— Start Available data —

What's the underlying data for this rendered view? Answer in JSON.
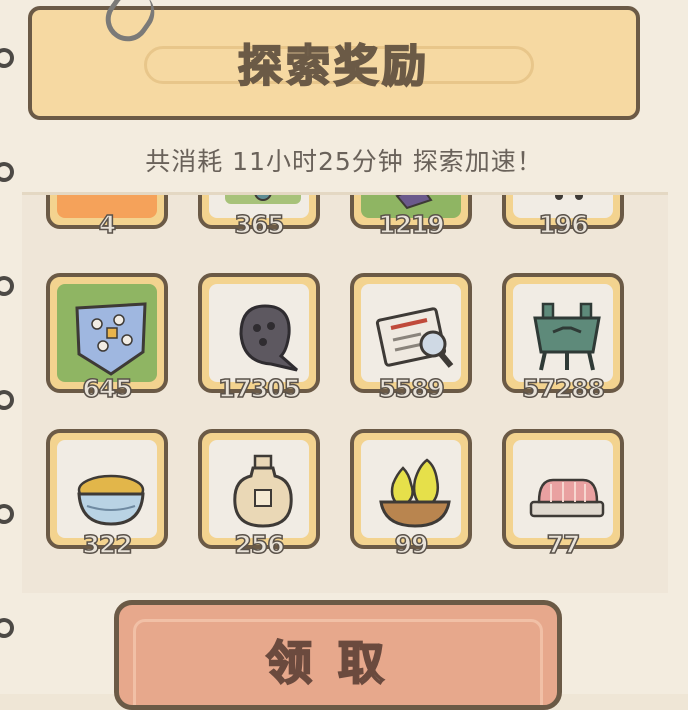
{
  "header": {
    "title": "探索奖励"
  },
  "summary": "共消耗  11小时25分钟  探索加速！",
  "rewards_partial_row": [
    {
      "icon": "orange-item-icon",
      "count": "4"
    },
    {
      "icon": "green-item-icon",
      "count": "365"
    },
    {
      "icon": "purple-item-icon",
      "count": "1219"
    },
    {
      "icon": "green-item-icon",
      "count": "196"
    }
  ],
  "rewards_row_1": [
    {
      "icon": "patterned-cloth-icon",
      "count": "645"
    },
    {
      "icon": "dark-tadpole-icon",
      "count": "17305"
    },
    {
      "icon": "newspaper-magnifier-icon",
      "count": "5589"
    },
    {
      "icon": "bronze-cauldron-icon",
      "count": "57288"
    }
  ],
  "rewards_row_2": [
    {
      "icon": "grain-bowl-icon",
      "count": "322"
    },
    {
      "icon": "wine-jar-icon",
      "count": "256"
    },
    {
      "icon": "pear-basket-icon",
      "count": "99"
    },
    {
      "icon": "sliced-meat-icon",
      "count": "77"
    }
  ],
  "claim_button": {
    "label": "领取"
  },
  "colors": {
    "banner": "#f6d9a2",
    "outline": "#6b5a46",
    "slot_frame": "#f3d38f",
    "button": "#e7a88c"
  }
}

— End Available data —

Quote every entry exactly, with the pictures omitted.

What's the underlying data for this rendered view? Answer in JSON.
{
  "header": {
    "title": "探索奖励"
  },
  "summary": "共消耗  11小时25分钟  探索加速！",
  "rewards_partial_row": [
    {
      "icon": "orange-item-icon",
      "count": "4"
    },
    {
      "icon": "green-item-icon",
      "count": "365"
    },
    {
      "icon": "purple-item-icon",
      "count": "1219"
    },
    {
      "icon": "green-item-icon",
      "count": "196"
    }
  ],
  "rewards_row_1": [
    {
      "icon": "patterned-cloth-icon",
      "count": "645"
    },
    {
      "icon": "dark-tadpole-icon",
      "count": "17305"
    },
    {
      "icon": "newspaper-magnifier-icon",
      "count": "5589"
    },
    {
      "icon": "bronze-cauldron-icon",
      "count": "57288"
    }
  ],
  "rewards_row_2": [
    {
      "icon": "grain-bowl-icon",
      "count": "322"
    },
    {
      "icon": "wine-jar-icon",
      "count": "256"
    },
    {
      "icon": "pear-basket-icon",
      "count": "99"
    },
    {
      "icon": "sliced-meat-icon",
      "count": "77"
    }
  ],
  "claim_button": {
    "label": "领取"
  },
  "colors": {
    "banner": "#f6d9a2",
    "outline": "#6b5a46",
    "slot_frame": "#f3d38f",
    "button": "#e7a88c"
  }
}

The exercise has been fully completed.